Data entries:
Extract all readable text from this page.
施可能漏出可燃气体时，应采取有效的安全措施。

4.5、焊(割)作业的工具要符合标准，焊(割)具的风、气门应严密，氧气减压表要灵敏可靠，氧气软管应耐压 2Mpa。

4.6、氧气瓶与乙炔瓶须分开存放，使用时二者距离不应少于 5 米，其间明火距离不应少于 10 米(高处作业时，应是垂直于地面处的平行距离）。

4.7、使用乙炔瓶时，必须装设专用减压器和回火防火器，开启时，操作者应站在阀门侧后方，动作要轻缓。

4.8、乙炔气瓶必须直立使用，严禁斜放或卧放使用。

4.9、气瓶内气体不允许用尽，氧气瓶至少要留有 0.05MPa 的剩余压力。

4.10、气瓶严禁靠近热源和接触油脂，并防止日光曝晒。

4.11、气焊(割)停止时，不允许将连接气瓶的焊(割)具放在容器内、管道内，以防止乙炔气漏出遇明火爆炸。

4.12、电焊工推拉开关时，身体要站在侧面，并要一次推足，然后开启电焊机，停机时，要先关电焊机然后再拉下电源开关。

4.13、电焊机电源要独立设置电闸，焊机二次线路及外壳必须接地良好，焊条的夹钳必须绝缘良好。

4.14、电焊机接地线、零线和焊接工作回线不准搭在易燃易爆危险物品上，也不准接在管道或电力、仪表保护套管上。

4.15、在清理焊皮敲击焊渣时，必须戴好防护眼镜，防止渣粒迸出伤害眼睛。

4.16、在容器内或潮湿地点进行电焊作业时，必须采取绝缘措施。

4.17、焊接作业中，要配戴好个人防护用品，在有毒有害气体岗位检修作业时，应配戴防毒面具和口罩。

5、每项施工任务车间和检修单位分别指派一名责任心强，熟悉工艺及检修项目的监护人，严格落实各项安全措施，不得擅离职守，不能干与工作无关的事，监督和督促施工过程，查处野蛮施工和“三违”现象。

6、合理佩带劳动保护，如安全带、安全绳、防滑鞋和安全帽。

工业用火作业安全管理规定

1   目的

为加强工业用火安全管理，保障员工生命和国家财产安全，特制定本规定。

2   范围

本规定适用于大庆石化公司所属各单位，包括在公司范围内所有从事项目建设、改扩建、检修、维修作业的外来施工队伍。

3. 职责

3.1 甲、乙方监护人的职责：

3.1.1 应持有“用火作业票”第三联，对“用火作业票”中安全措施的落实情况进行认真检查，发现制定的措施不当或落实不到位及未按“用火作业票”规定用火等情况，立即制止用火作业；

■ **What needs to be done**: Repeat every line of the material exactly as given.

■ **Complete output**:
Extract all readable text from this page.
施可能漏出可燃气体时，应采取有效的安全措施。

4.5、焊(割)作业的工具要符合标准，焊(割)具的风、气门应严密，氧气减压表要灵敏可靠，氧气软管应耐压 2Mpa。

4.6、氧气瓶与乙炔瓶须分开存放，使用时二者距离不应少于 5 米，其间明火距离不应少于 10 米(高处作业时，应是垂直于地面处的平行距离）。

4.7、使用乙炔瓶时，必须装设专用减压器和回火防火器，开启时，操作者应站在阀门侧后方，动作要轻缓。

4.8、乙炔气瓶必须直立使用，严禁斜放或卧放使用。

4.9、气瓶内气体不允许用尽，氧气瓶至少要留有 0.05MPa 的剩余压力。

4.10、气瓶严禁靠近热源和接触油脂，并防止日光曝晒。

4.11、气焊(割)停止时，不允许将连接气瓶的焊(割)具放在容器内、管道内，以防止乙炔气漏出遇明火爆炸。

4.12、电焊工推拉开关时，身体要站在侧面，并要一次推足，然后开启电焊机，停机时，要先关电焊机然后再拉下电源开关。

4.13、电焊机电源要独立设置电闸，焊机二次线路及外壳必须接地良好，焊条的夹钳必须绝缘良好。

4.14、电焊机接地线、零线和焊接工作回线不准搭在易燃易爆危险物品上，也不准接在管道或电力、仪表保护套管上。

4.15、在清理焊皮敲击焊渣时，必须戴好防护眼镜，防止渣粒迸出伤害眼睛。

4.16、在容器内或潮湿地点进行电焊作业时，必须采取绝缘措施。

4.17、焊接作业中，要配戴好个人防护用品，在有毒有害气体岗位检修作业时，应配戴防毒面具和口罩。

5、每项施工任务车间和检修单位分别指派一名责任心强，熟悉工艺及检修项目的监护人，严格落实各项安全措施，不得擅离职守，不能干与工作无关的事，监督和督促施工过程，查处野蛮施工和“三违”现象。

6、合理佩带劳动保护，如安全带、安全绳、防滑鞋和安全帽。

工业用火作业安全管理规定

1   目的

为加强工业用火安全管理，保障员工生命和国家财产安全，特制定本规定。

2   范围

本规定适用于大庆石化公司所属各单位，包括在公司范围内所有从事项目建设、改扩建、检修、维修作业的外来施工队伍。

3. 职责

3.1 甲、乙方监护人的职责：

3.1.1 应持有“用火作业票”第三联，对“用火作业票”中安全措施的落实情况进行认真检查，发现制定的措施不当或落实不到位及未按“用火作业票”规定用火等情况，立即制止用火作业；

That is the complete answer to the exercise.